'''
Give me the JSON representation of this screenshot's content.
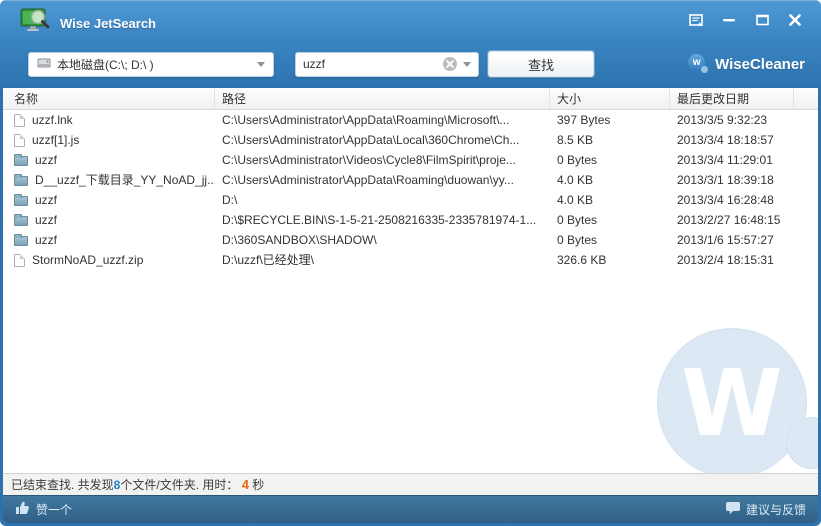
{
  "window": {
    "title": "Wise JetSearch"
  },
  "toolbar": {
    "drive_selector_value": "本地磁盘(C:\\; D:\\ )",
    "search_value": "uzzf",
    "search_button_label": "查找",
    "brand_initial": "w",
    "brand_name": "WiseCleaner"
  },
  "table": {
    "columns": [
      "名称",
      "路径",
      "大小",
      "最后更改日期"
    ],
    "rows": [
      {
        "icon": "file",
        "name": "uzzf.lnk",
        "path": "C:\\Users\\Administrator\\AppData\\Roaming\\Microsoft\\...",
        "size": "397 Bytes",
        "modified": "2013/3/5 9:32:23"
      },
      {
        "icon": "file",
        "name": "uzzf[1].js",
        "path": "C:\\Users\\Administrator\\AppData\\Local\\360Chrome\\Ch...",
        "size": "8.5 KB",
        "modified": "2013/3/4 18:18:57"
      },
      {
        "icon": "folder",
        "name": "uzzf",
        "path": "C:\\Users\\Administrator\\Videos\\Cycle8\\FilmSpirit\\proje...",
        "size": "0 Bytes",
        "modified": "2013/3/4 11:29:01"
      },
      {
        "icon": "folder",
        "name": "D__uzzf_下载目录_YY_NoAD_jj...",
        "path": "C:\\Users\\Administrator\\AppData\\Roaming\\duowan\\yy...",
        "size": "4.0 KB",
        "modified": "2013/3/1 18:39:18"
      },
      {
        "icon": "folder",
        "name": "uzzf",
        "path": "D:\\",
        "size": "4.0 KB",
        "modified": "2013/3/4 16:28:48"
      },
      {
        "icon": "folder",
        "name": "uzzf",
        "path": "D:\\$RECYCLE.BIN\\S-1-5-21-2508216335-2335781974-1...",
        "size": "0 Bytes",
        "modified": "2013/2/27 16:48:15"
      },
      {
        "icon": "folder",
        "name": "uzzf",
        "path": "D:\\360SANDBOX\\SHADOW\\",
        "size": "0 Bytes",
        "modified": "2013/1/6 15:57:27"
      },
      {
        "icon": "file",
        "name": "StormNoAD_uzzf.zip",
        "path": "D:\\uzzf\\已经处理\\",
        "size": "326.6 KB",
        "modified": "2013/2/4 18:15:31"
      }
    ]
  },
  "status": {
    "part1": "已结束查找. 共发现",
    "count": "8",
    "part2": "个文件/文件夹. 用时： ",
    "time": "4",
    "part3": " 秒"
  },
  "footer": {
    "like_label": "赞一个",
    "feedback_label": "建议与反馈"
  },
  "watermark": {
    "letter": "W"
  },
  "colors": {
    "titlebar_blue": "#3c86c4",
    "footer_blue": "#38709a",
    "count_blue": "#1b82c8",
    "time_orange": "#e8650d",
    "watermark_blue": "#dde8f5"
  }
}
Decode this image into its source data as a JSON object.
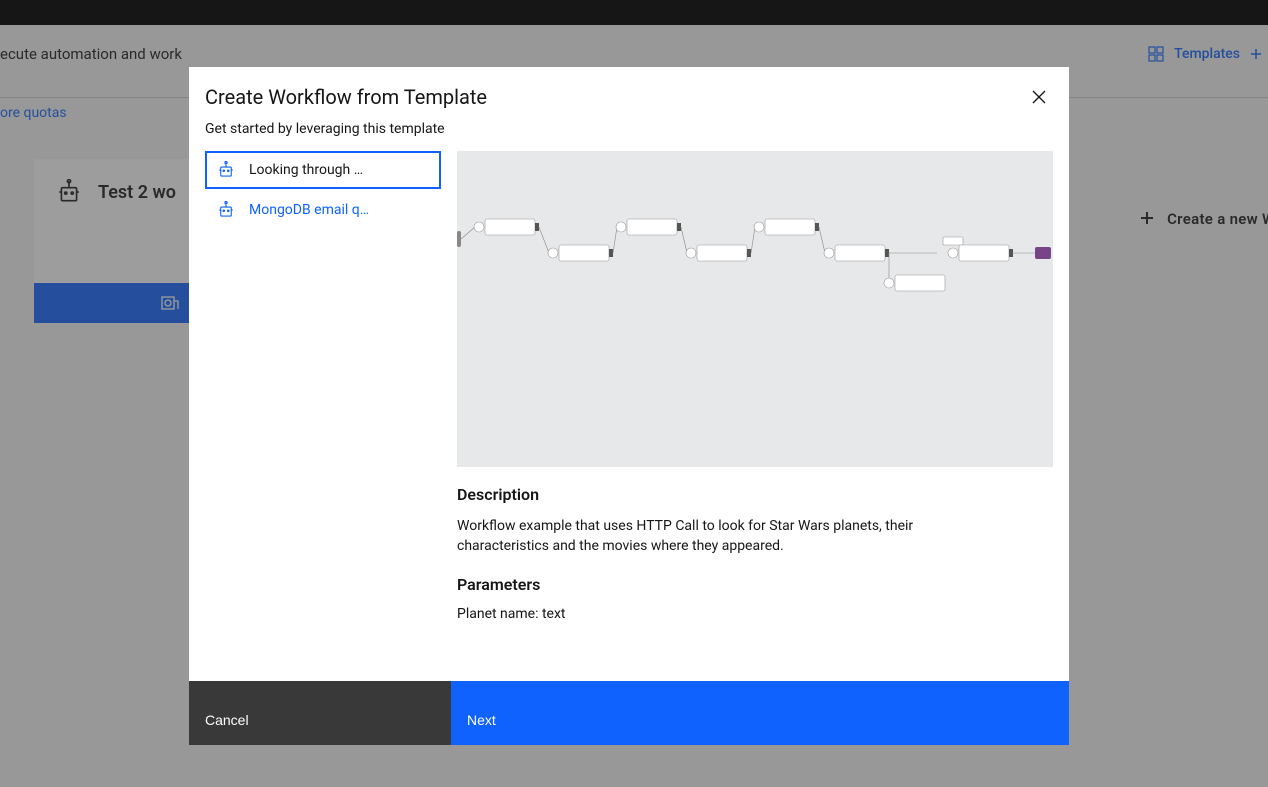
{
  "background": {
    "header_fragment": "ecute automation and work",
    "link_quotas": "ore quotas",
    "templates_label": "Templates",
    "card_title": "Test 2 wo",
    "create_new_label": "Create a new Work"
  },
  "modal": {
    "title": "Create Workflow from Template",
    "subtitle": "Get started by leveraging this template",
    "templates": [
      {
        "label": "Looking through …",
        "selected": true
      },
      {
        "label": "MongoDB email q…",
        "selected": false
      }
    ],
    "description_title": "Description",
    "description_text": "Workflow example that uses HTTP Call to look for Star Wars planets, their characteristics and the movies where they appeared.",
    "parameters_title": "Parameters",
    "parameters_text": "Planet name: text",
    "cancel_label": "Cancel",
    "next_label": "Next"
  },
  "icons": {
    "robot": "robot-icon",
    "close": "close-icon",
    "templates": "templates-icon",
    "plus": "plus-icon"
  },
  "colors": {
    "primary": "#0f62fe",
    "dark": "#161616",
    "footer_dark": "#393939",
    "preview_bg": "#e6e8ea"
  }
}
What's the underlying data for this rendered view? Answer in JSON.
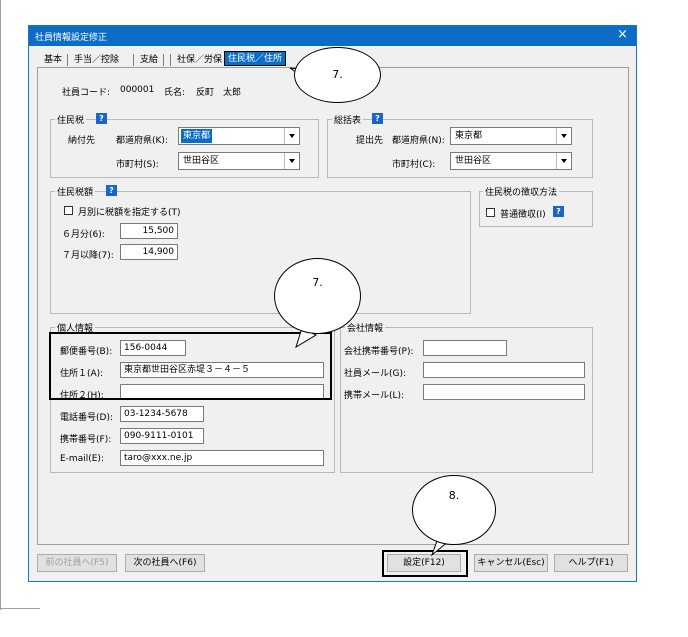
{
  "window": {
    "title": "社員情報設定修正",
    "close_glyph": "×"
  },
  "tabs": [
    {
      "label": "基本"
    },
    {
      "label": "手当／控除"
    },
    {
      "label": "支給"
    },
    {
      "label": "社保／労保"
    },
    {
      "label": "住民税／住所",
      "selected": true
    }
  ],
  "employee": {
    "code_label": "社員コード:",
    "code": "000001",
    "name_label": "氏名:",
    "name": "反町　太郎"
  },
  "juminzei": {
    "group_title": "住民税",
    "help": "?",
    "payee_label": "納付先",
    "pref_label": "都道府県(K):",
    "pref_value": "東京都",
    "city_label": "市町村(S):",
    "city_value": "世田谷区"
  },
  "soukatsu": {
    "group_title": "総括表",
    "help": "?",
    "submit_label": "提出先",
    "pref_label": "都道府県(N):",
    "pref_value": "東京都",
    "city_label": "市町村(C):",
    "city_value": "世田谷区"
  },
  "amount": {
    "group_title": "住民税額",
    "help": "?",
    "monthly_check_label": "月別に税額を指定する(T)",
    "june_label": "６月分(6):",
    "june_value": "15,500",
    "july_label": "７月以降(7):",
    "july_value": "14,900"
  },
  "collection": {
    "group_title": "住民税の徴収方法",
    "normal_label": "普通徴収(I)",
    "help": "?"
  },
  "personal": {
    "group_title": "個人情報",
    "zip_label": "郵便番号(B):",
    "zip_value": "156-0044",
    "addr1_label": "住所１(A):",
    "addr1_value": "東京都世田谷区赤堤３－４－５",
    "addr2_label": "住所２(H):",
    "addr2_value": "",
    "phone_label": "電話番号(D):",
    "phone_value": "03-1234-5678",
    "mobile_label": "携帯番号(F):",
    "mobile_value": "090-9111-0101",
    "email_label": "E-mail(E):",
    "email_value": "taro@xxx.ne.jp"
  },
  "company": {
    "group_title": "会社情報",
    "mobile_label": "会社携帯番号(P):",
    "mobile_value": "",
    "email_label": "社員メール(G):",
    "email_value": "",
    "mobile_email_label": "携帯メール(L):",
    "mobile_email_value": ""
  },
  "buttons": {
    "prev": "前の社員へ(F5)",
    "next": "次の社員へ(F6)",
    "save": "設定(F12)",
    "cancel": "キャンセル(Esc)",
    "help": "ヘルプ(F1)"
  },
  "callouts": {
    "tab": "7.",
    "personal": "7.",
    "save": "8."
  },
  "colors": {
    "accent": "#0c6dc7",
    "highlight_border": "#000000"
  }
}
'''
PROBLEM STATEMENT:
Set down only the lines running from the line with "What's the underlying" to the end of the entries, inclusive; omit every picture.

RESULT:
What's the underlying data for this rendered view? Answer in JSON.
{
  "window": {
    "title": "社員情報設定修正",
    "close_glyph": "×"
  },
  "tabs": [
    {
      "label": "基本"
    },
    {
      "label": "手当／控除"
    },
    {
      "label": "支給"
    },
    {
      "label": "社保／労保"
    },
    {
      "label": "住民税／住所",
      "selected": true
    }
  ],
  "employee": {
    "code_label": "社員コード:",
    "code": "000001",
    "name_label": "氏名:",
    "name": "反町　太郎"
  },
  "juminzei": {
    "group_title": "住民税",
    "help": "?",
    "payee_label": "納付先",
    "pref_label": "都道府県(K):",
    "pref_value": "東京都",
    "city_label": "市町村(S):",
    "city_value": "世田谷区"
  },
  "soukatsu": {
    "group_title": "総括表",
    "help": "?",
    "submit_label": "提出先",
    "pref_label": "都道府県(N):",
    "pref_value": "東京都",
    "city_label": "市町村(C):",
    "city_value": "世田谷区"
  },
  "amount": {
    "group_title": "住民税額",
    "help": "?",
    "monthly_check_label": "月別に税額を指定する(T)",
    "june_label": "６月分(6):",
    "june_value": "15,500",
    "july_label": "７月以降(7):",
    "july_value": "14,900"
  },
  "collection": {
    "group_title": "住民税の徴収方法",
    "normal_label": "普通徴収(I)",
    "help": "?"
  },
  "personal": {
    "group_title": "個人情報",
    "zip_label": "郵便番号(B):",
    "zip_value": "156-0044",
    "addr1_label": "住所１(A):",
    "addr1_value": "東京都世田谷区赤堤３－４－５",
    "addr2_label": "住所２(H):",
    "addr2_value": "",
    "phone_label": "電話番号(D):",
    "phone_value": "03-1234-5678",
    "mobile_label": "携帯番号(F):",
    "mobile_value": "090-9111-0101",
    "email_label": "E-mail(E):",
    "email_value": "taro@xxx.ne.jp"
  },
  "company": {
    "group_title": "会社情報",
    "mobile_label": "会社携帯番号(P):",
    "mobile_value": "",
    "email_label": "社員メール(G):",
    "email_value": "",
    "mobile_email_label": "携帯メール(L):",
    "mobile_email_value": ""
  },
  "buttons": {
    "prev": "前の社員へ(F5)",
    "next": "次の社員へ(F6)",
    "save": "設定(F12)",
    "cancel": "キャンセル(Esc)",
    "help": "ヘルプ(F1)"
  },
  "callouts": {
    "tab": "7.",
    "personal": "7.",
    "save": "8."
  },
  "colors": {
    "accent": "#0c6dc7",
    "highlight_border": "#000000"
  }
}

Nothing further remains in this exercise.